> _Stored items_:
....................
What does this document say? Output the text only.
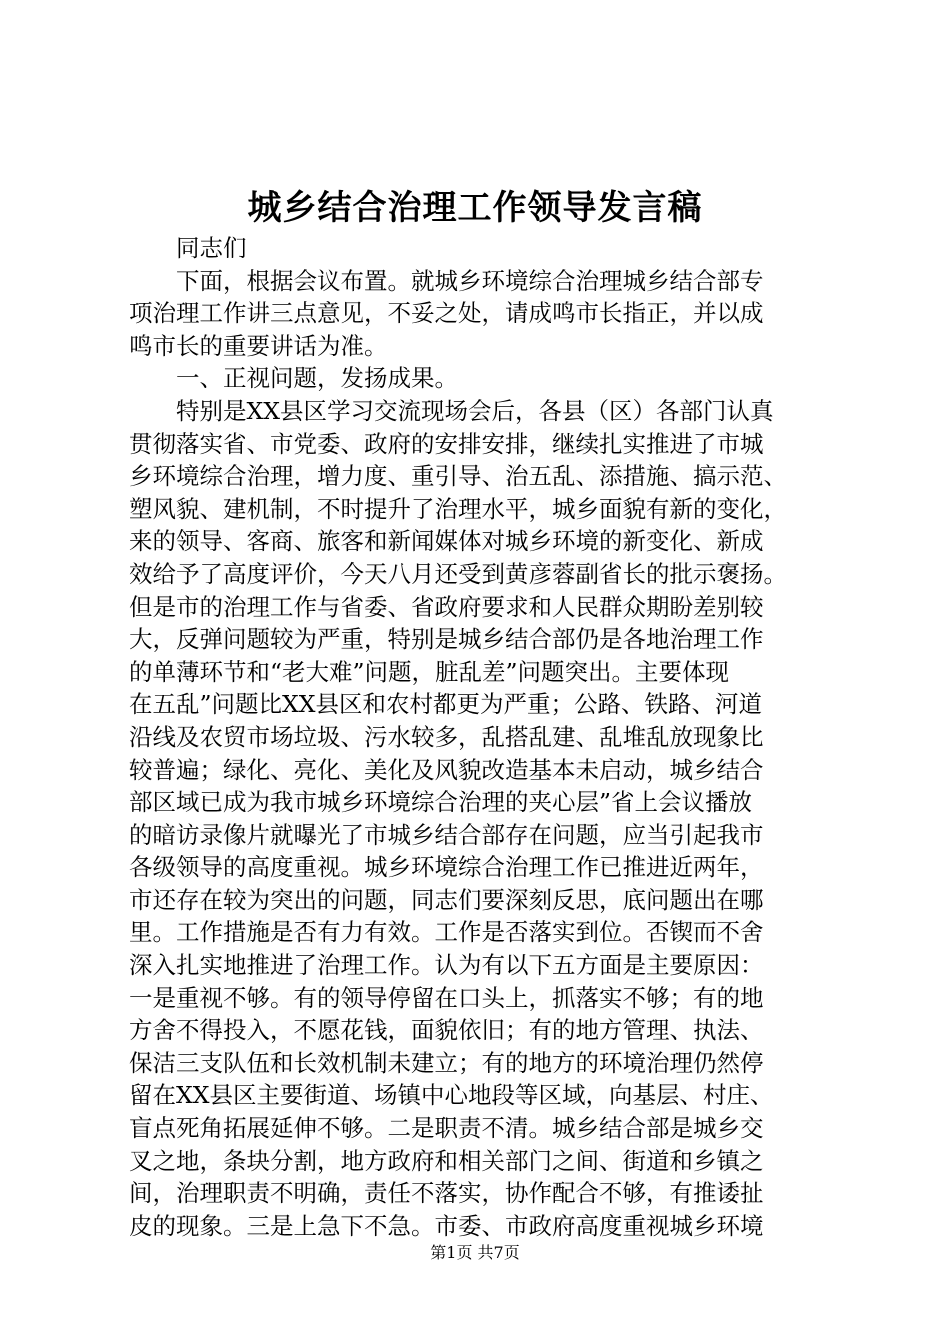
城乡结合治理工作领导发言稿
同志们
下面，根据会议布置。就城乡环境综合治理城乡结合部专
项治理工作讲三点意见，不妥之处，请成鸣市长指正，并以成
鸣市长的重要讲话为准。
一、正视问题，发扬成果。
特别是XX县区学习交流现场会后，各县（区）各部门认真
贯彻落实省、市党委、政府的安排安排，继续扎实推进了市城
乡环境综合治理，增力度、重引导、治五乱、添措施、搞示范、
塑风貌、建机制，不时提升了治理水平，城乡面貌有新的变化，
来的领导、客商、旅客和新闻媒体对城乡环境的新变化、新成
效给予了高度评价，今天八月还受到黄彦蓉副省长的批示褒扬。
但是市的治理工作与省委、省政府要求和人民群众期盼差别较
大，反弹问题较为严重，特别是城乡结合部仍是各地治理工作
的单薄环节和“老大难”问题，脏乱差”问题突出。主要体现
在五乱”问题比XX县区和农村都更为严重；公路、铁路、河道
沿线及农贸市场垃圾、污水较多，乱搭乱建、乱堆乱放现象比
较普遍；绿化、亮化、美化及风貌改造基本未启动，城乡结合
部区域已成为我市城乡环境综合治理的夹心层”省上会议播放
的暗访录像片就曝光了市城乡结合部存在问题，应当引起我市
各级领导的高度重视。城乡环境综合治理工作已推进近两年，
市还存在较为突出的问题，同志们要深刻反思，底问题出在哪
里。工作措施是否有力有效。工作是否落实到位。否锲而不舍
深入扎实地推进了治理工作。认为有以下五方面是主要原因：
一是重视不够。有的领导停留在口头上，抓落实不够；有的地
方舍不得投入，不愿花钱，面貌依旧；有的地方管理、执法、
保洁三支队伍和长效机制未建立；有的地方的环境治理仍然停
留在XX县区主要街道、场镇中心地段等区域，向基层、村庄、
盲点死角拓展延伸不够。二是职责不清。城乡结合部是城乡交
叉之地，条块分割，地方政府和相关部门之间、街道和乡镇之
间，治理职责不明确，责任不落实，协作配合不够，有推诿扯
皮的现象。三是上急下不急。市委、市政府高度重视城乡环境
第1页 共7页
....................
> _DIRECTION_: Every entry must be written out exactly, with all pictures left out.

> _THE RESPONSE_:
What does this document say? Output the text only.
城乡结合治理工作领导发言稿
同志们
下面，根据会议布置。就城乡环境综合治理城乡结合部专
项治理工作讲三点意见，不妥之处，请成鸣市长指正，并以成
鸣市长的重要讲话为准。
一、正视问题，发扬成果。
特别是XX县区学习交流现场会后，各县（区）各部门认真
贯彻落实省、市党委、政府的安排安排，继续扎实推进了市城
乡环境综合治理，增力度、重引导、治五乱、添措施、搞示范、
塑风貌、建机制，不时提升了治理水平，城乡面貌有新的变化，
来的领导、客商、旅客和新闻媒体对城乡环境的新变化、新成
效给予了高度评价，今天八月还受到黄彦蓉副省长的批示褒扬。
但是市的治理工作与省委、省政府要求和人民群众期盼差别较
大，反弹问题较为严重，特别是城乡结合部仍是各地治理工作
的单薄环节和“老大难”问题，脏乱差”问题突出。主要体现
在五乱”问题比XX县区和农村都更为严重；公路、铁路、河道
沿线及农贸市场垃圾、污水较多，乱搭乱建、乱堆乱放现象比
较普遍；绿化、亮化、美化及风貌改造基本未启动，城乡结合
部区域已成为我市城乡环境综合治理的夹心层”省上会议播放
的暗访录像片就曝光了市城乡结合部存在问题，应当引起我市
各级领导的高度重视。城乡环境综合治理工作已推进近两年，
市还存在较为突出的问题，同志们要深刻反思，底问题出在哪
里。工作措施是否有力有效。工作是否落实到位。否锲而不舍
深入扎实地推进了治理工作。认为有以下五方面是主要原因：
一是重视不够。有的领导停留在口头上，抓落实不够；有的地
方舍不得投入，不愿花钱，面貌依旧；有的地方管理、执法、
保洁三支队伍和长效机制未建立；有的地方的环境治理仍然停
留在XX县区主要街道、场镇中心地段等区域，向基层、村庄、
盲点死角拓展延伸不够。二是职责不清。城乡结合部是城乡交
叉之地，条块分割，地方政府和相关部门之间、街道和乡镇之
间，治理职责不明确，责任不落实，协作配合不够，有推诿扯
皮的现象。三是上急下不急。市委、市政府高度重视城乡环境
第1页 共7页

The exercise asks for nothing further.